◆ **INSTRUCTIONS FOR THE TASK**
Below are the records. List every line holding the word "name".

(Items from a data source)

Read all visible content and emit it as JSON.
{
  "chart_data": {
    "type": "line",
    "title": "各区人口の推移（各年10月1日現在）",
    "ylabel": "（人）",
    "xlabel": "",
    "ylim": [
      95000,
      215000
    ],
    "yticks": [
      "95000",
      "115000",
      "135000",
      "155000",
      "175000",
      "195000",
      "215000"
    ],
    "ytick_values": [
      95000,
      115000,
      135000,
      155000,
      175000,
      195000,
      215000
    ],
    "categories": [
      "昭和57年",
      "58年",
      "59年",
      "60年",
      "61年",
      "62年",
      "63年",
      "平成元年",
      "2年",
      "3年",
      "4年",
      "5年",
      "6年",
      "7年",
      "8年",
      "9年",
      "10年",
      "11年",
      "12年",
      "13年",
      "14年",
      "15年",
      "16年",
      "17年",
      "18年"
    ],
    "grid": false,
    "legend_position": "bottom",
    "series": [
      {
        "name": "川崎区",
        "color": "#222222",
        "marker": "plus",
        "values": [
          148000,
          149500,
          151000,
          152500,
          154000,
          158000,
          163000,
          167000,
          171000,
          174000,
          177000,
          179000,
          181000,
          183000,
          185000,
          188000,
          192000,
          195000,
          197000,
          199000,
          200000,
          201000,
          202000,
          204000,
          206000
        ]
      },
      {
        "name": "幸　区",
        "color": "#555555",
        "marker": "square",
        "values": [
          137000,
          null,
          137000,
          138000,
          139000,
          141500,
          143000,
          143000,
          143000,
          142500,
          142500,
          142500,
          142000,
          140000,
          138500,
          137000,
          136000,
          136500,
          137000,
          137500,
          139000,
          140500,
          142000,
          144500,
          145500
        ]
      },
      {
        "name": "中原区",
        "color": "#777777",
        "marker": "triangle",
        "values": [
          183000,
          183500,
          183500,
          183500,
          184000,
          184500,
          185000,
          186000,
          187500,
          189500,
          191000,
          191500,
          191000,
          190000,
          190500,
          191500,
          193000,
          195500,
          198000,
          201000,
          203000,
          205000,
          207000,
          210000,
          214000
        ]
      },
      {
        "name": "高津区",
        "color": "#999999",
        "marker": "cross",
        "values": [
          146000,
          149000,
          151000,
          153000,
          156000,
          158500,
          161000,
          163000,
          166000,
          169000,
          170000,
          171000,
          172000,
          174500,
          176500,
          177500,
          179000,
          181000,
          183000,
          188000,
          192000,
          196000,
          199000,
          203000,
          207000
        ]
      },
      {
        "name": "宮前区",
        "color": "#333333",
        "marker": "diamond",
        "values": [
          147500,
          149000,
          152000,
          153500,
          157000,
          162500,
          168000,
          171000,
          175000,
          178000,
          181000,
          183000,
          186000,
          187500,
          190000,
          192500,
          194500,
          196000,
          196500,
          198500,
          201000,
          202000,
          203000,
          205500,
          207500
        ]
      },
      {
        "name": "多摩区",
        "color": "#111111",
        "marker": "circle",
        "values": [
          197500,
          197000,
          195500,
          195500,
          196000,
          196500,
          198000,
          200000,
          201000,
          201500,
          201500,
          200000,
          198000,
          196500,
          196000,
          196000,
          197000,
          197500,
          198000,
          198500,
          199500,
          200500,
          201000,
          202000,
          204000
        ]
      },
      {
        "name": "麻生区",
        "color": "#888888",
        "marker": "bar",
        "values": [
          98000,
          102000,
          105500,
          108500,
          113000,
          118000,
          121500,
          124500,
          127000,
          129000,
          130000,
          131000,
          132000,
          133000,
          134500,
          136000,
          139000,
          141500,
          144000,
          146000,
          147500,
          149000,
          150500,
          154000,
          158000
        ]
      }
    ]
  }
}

◆ **FULL SOLUTION**
        "name": "川崎区",
        "name": "幸　区",
        "name": "中原区",
        "name": "高津区",
        "name": "宮前区",
        "name": "多摩区",
        "name": "麻生区",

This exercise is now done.